* [Set problem]: From the listing below, extract each line containing the string "ЧЕТВРТАК".

=======

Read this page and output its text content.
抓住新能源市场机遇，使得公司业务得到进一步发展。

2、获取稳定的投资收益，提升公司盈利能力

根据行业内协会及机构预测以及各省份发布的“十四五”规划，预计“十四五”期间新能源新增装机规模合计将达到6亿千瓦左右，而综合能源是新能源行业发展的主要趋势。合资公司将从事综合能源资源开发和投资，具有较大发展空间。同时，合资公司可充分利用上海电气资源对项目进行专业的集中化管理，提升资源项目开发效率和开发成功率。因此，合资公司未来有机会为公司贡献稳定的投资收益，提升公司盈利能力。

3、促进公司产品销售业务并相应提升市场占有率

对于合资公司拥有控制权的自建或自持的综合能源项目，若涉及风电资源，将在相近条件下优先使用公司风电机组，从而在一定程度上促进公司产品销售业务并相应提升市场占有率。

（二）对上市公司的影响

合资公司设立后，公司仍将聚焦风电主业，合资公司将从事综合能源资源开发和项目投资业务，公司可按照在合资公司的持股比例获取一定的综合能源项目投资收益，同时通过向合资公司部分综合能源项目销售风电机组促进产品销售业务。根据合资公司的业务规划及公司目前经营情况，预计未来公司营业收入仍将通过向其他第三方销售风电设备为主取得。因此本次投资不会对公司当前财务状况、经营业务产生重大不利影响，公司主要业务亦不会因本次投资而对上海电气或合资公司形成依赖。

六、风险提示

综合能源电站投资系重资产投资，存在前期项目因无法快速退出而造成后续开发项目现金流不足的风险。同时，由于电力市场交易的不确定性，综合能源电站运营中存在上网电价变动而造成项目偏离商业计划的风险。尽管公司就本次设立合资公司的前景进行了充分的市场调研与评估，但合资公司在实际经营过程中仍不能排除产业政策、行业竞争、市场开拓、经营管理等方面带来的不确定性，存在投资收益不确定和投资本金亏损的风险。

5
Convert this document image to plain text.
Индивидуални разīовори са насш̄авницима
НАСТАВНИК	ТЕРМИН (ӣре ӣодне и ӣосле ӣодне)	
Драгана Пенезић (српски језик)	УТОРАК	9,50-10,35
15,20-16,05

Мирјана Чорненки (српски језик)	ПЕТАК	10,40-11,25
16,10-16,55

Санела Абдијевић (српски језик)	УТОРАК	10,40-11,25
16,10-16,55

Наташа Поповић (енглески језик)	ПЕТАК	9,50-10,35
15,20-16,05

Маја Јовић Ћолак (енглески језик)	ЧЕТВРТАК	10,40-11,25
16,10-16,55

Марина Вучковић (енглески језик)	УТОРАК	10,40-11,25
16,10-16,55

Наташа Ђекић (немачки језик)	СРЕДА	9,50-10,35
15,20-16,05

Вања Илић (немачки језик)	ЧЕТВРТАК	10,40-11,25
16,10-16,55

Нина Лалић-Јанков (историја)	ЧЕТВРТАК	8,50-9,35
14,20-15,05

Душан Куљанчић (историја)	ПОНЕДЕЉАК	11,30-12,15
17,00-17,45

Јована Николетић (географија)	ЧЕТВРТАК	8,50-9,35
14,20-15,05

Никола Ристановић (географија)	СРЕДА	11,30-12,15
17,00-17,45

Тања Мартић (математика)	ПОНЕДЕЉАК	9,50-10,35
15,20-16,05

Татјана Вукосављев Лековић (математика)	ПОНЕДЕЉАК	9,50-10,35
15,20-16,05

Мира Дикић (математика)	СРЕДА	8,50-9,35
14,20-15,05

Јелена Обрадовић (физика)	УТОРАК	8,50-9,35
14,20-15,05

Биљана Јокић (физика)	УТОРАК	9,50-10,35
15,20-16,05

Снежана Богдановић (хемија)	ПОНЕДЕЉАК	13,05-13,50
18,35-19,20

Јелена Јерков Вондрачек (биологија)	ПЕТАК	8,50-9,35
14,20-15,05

=======

* [Full answer]:
Маја Јовић Ћолак (енглески језик)	ЧЕТВРТАК	10,40-11,25
Вања Илић (немачки језик)	ЧЕТВРТАК	10,40-11,25
Нина Лалић-Јанков (историја)	ЧЕТВРТАК	8,50-9,35
Јована Николетић (географија)	ЧЕТВРТАК	8,50-9,35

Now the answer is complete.